── EXCERPTED DATA ──
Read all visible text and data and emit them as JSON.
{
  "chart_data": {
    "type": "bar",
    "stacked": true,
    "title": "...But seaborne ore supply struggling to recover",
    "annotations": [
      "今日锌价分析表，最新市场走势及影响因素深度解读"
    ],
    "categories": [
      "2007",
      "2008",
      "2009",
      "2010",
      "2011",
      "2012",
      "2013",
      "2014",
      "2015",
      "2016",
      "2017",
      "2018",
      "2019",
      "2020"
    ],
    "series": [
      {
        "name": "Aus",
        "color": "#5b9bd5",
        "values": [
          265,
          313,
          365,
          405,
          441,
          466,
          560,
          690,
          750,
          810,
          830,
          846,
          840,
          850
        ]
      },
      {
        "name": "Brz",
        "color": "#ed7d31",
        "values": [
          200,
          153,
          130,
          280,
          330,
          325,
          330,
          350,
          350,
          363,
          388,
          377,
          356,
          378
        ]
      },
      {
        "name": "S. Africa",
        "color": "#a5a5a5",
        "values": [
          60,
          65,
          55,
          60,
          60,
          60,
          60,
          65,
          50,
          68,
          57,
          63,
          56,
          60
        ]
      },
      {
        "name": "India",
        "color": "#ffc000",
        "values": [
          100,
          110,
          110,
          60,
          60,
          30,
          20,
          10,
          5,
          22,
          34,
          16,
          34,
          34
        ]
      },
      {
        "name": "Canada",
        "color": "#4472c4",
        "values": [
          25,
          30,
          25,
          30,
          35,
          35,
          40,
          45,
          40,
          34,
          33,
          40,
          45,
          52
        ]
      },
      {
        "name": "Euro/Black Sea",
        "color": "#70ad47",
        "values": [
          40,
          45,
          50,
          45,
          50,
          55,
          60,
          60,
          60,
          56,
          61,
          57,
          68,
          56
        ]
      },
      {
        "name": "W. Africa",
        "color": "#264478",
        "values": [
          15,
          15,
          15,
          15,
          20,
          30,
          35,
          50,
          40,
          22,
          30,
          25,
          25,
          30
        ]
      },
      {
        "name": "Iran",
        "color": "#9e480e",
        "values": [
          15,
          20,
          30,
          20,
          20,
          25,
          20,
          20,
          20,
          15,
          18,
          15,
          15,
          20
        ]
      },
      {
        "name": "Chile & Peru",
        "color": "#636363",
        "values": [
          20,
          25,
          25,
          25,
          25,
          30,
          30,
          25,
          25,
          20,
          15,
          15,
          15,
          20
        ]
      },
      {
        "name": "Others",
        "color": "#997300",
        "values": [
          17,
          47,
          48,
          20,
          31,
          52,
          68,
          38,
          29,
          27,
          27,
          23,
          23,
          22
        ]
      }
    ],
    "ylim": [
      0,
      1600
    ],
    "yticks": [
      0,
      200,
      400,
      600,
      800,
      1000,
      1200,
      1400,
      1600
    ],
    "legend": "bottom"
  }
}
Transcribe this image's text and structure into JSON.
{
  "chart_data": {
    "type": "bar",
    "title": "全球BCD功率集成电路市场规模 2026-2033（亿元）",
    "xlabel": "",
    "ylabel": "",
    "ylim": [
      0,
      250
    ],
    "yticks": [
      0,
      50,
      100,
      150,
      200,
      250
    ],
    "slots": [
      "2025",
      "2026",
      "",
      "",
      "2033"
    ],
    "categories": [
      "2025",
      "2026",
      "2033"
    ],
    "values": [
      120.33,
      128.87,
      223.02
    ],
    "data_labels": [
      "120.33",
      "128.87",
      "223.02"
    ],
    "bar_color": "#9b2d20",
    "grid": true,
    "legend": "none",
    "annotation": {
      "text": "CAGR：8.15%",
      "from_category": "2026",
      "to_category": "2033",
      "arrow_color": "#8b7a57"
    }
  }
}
───
_TASK_: Quote only the lines from the one containing "Transcribe this image's" through the final line of the records, with both ends included.

_ANSWER TO THIS EXERCISE_:
Transcribe this image's text and structure into JSON.
{
  "chart_data": {
    "type": "bar",
    "title": "全球BCD功率集成电路市场规模 2026-2033（亿元）",
    "xlabel": "",
    "ylabel": "",
    "ylim": [
      0,
      250
    ],
    "yticks": [
      0,
      50,
      100,
      150,
      200,
      250
    ],
    "slots": [
      "2025",
      "2026",
      "",
      "",
      "2033"
    ],
    "categories": [
      "2025",
      "2026",
      "2033"
    ],
    "values": [
      120.33,
      128.87,
      223.02
    ],
    "data_labels": [
      "120.33",
      "128.87",
      "223.02"
    ],
    "bar_color": "#9b2d20",
    "grid": true,
    "legend": "none",
    "annotation": {
      "text": "CAGR：8.15%",
      "from_category": "2026",
      "to_category": "2033",
      "arrow_color": "#8b7a57"
    }
  }
}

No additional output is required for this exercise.